[Dataset]:
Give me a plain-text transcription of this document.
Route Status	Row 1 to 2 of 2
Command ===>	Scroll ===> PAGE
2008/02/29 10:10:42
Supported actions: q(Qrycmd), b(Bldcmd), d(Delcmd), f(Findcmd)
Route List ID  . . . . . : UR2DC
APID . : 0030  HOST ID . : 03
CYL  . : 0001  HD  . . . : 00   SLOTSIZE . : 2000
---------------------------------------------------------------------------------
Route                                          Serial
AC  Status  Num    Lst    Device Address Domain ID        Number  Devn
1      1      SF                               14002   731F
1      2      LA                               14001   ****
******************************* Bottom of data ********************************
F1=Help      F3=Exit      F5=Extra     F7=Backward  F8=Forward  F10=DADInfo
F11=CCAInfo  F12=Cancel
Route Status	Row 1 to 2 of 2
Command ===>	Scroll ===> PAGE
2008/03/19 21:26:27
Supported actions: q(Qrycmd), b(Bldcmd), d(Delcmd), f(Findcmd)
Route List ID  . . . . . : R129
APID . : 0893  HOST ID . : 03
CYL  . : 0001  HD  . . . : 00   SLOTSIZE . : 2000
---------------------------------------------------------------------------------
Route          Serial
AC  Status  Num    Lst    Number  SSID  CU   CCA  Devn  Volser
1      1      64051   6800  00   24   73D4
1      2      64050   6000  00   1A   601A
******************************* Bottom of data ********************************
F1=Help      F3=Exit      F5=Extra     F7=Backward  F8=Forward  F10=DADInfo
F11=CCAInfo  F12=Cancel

[Given instruction]:
All of the lines above need to be given again exactly.

[Solution to the exercise]:
Give me a plain-text transcription of this document.
Route Status	Row 1 to 2 of 2
Command ===>	Scroll ===> PAGE
2008/02/29 10:10:42
Supported actions: q(Qrycmd), b(Bldcmd), d(Delcmd), f(Findcmd)
Route List ID  . . . . . : UR2DC
APID . : 0030  HOST ID . : 03
CYL  . : 0001  HD  . . . : 00   SLOTSIZE . : 2000
---------------------------------------------------------------------------------
Route                                          Serial
AC  Status  Num    Lst    Device Address Domain ID        Number  Devn
1      1      SF                               14002   731F
1      2      LA                               14001   ****
******************************* Bottom of data ********************************
F1=Help      F3=Exit      F5=Extra     F7=Backward  F8=Forward  F10=DADInfo
F11=CCAInfo  F12=Cancel
Route Status	Row 1 to 2 of 2
Command ===>	Scroll ===> PAGE
2008/03/19 21:26:27
Supported actions: q(Qrycmd), b(Bldcmd), d(Delcmd), f(Findcmd)
Route List ID  . . . . . : R129
APID . : 0893  HOST ID . : 03
CYL  . : 0001  HD  . . . : 00   SLOTSIZE . : 2000
---------------------------------------------------------------------------------
Route          Serial
AC  Status  Num    Lst    Number  SSID  CU   CCA  Devn  Volser
1      1      64051   6800  00   24   73D4
1      2      64050   6000  00   1A   601A
******************************* Bottom of data ********************************
F1=Help      F3=Exit      F5=Extra     F7=Backward  F8=Forward  F10=DADInfo
F11=CCAInfo  F12=Cancel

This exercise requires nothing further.